Dataset:
----

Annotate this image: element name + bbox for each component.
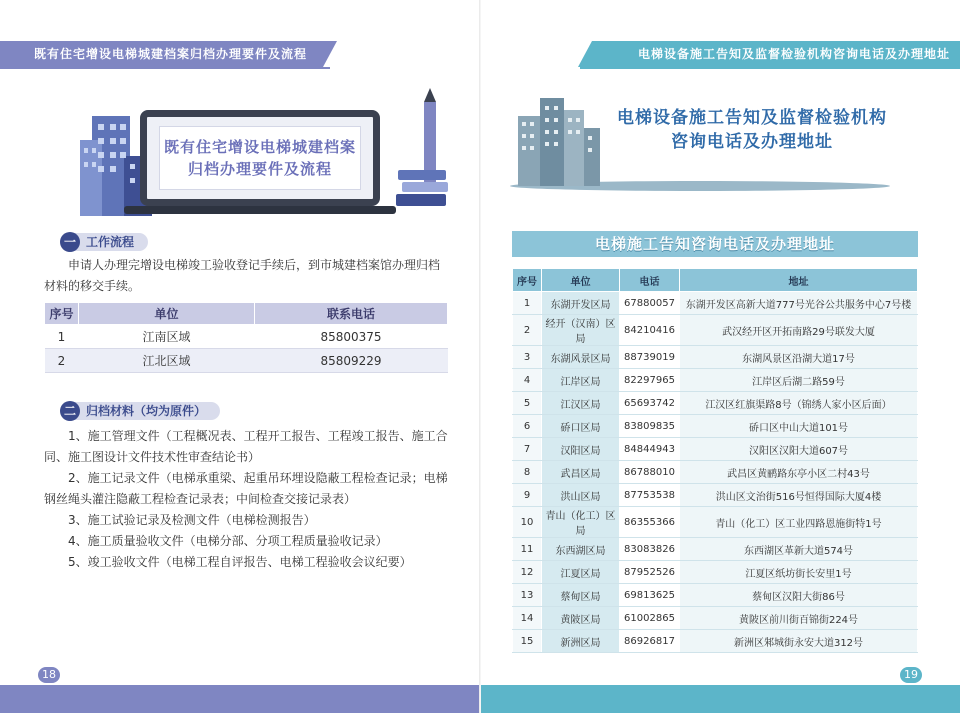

----

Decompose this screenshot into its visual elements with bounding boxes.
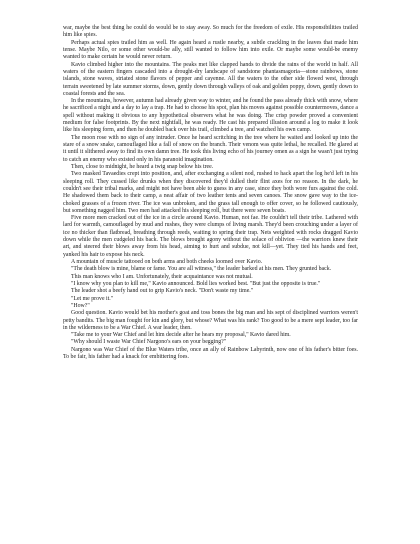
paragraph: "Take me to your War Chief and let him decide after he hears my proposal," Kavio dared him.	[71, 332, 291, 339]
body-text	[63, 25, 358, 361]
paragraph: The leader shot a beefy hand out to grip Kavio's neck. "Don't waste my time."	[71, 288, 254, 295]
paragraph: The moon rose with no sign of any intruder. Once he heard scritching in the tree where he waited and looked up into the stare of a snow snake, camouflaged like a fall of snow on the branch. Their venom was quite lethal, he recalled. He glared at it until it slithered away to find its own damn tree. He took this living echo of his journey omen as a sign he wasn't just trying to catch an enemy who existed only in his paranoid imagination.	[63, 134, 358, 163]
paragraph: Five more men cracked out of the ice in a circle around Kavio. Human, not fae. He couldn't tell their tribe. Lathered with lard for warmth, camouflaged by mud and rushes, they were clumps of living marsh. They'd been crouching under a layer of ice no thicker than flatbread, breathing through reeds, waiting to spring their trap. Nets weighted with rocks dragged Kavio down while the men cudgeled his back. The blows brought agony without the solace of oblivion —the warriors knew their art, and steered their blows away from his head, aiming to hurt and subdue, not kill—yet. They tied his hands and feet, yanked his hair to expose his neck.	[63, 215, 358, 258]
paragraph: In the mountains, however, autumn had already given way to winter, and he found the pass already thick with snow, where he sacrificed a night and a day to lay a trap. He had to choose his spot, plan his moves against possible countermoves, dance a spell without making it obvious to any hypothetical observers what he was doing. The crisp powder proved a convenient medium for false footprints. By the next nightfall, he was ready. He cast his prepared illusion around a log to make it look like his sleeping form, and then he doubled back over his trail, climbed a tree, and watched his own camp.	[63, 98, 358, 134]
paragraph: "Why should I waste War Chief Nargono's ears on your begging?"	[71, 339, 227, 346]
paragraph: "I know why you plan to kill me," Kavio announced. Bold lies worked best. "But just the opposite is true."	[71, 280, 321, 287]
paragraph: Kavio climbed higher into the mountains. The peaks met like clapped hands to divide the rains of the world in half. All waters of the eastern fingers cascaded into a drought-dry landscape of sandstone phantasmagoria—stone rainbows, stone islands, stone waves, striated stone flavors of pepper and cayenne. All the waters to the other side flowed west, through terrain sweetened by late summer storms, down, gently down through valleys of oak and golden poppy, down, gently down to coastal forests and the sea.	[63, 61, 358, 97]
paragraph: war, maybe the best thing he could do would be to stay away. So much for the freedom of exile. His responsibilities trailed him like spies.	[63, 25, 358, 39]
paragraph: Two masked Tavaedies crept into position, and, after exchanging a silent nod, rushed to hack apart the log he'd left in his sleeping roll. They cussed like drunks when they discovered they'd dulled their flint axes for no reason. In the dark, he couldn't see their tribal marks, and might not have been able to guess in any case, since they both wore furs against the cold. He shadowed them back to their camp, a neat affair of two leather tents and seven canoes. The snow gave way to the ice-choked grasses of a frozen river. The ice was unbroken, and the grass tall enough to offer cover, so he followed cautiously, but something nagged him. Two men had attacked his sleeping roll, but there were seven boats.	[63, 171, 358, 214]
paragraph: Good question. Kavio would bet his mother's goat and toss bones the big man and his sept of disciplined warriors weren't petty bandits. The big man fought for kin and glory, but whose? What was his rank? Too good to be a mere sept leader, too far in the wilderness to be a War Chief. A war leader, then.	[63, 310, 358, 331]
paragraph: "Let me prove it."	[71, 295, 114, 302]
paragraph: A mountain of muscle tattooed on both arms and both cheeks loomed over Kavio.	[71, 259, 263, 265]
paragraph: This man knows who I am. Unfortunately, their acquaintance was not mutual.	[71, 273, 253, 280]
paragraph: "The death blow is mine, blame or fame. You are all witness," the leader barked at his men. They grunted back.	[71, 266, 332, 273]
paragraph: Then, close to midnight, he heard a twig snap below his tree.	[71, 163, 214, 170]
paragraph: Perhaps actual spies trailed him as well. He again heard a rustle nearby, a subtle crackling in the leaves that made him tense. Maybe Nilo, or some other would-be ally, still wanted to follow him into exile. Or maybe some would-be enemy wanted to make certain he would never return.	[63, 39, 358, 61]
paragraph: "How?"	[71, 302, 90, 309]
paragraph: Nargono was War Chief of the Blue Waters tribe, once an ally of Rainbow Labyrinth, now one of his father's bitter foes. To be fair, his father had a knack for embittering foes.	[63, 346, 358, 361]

----

Exercise aim: How many of the lines above contain the string "Nargono"? Letter case matters, and the reply should be only the number.

Output: 2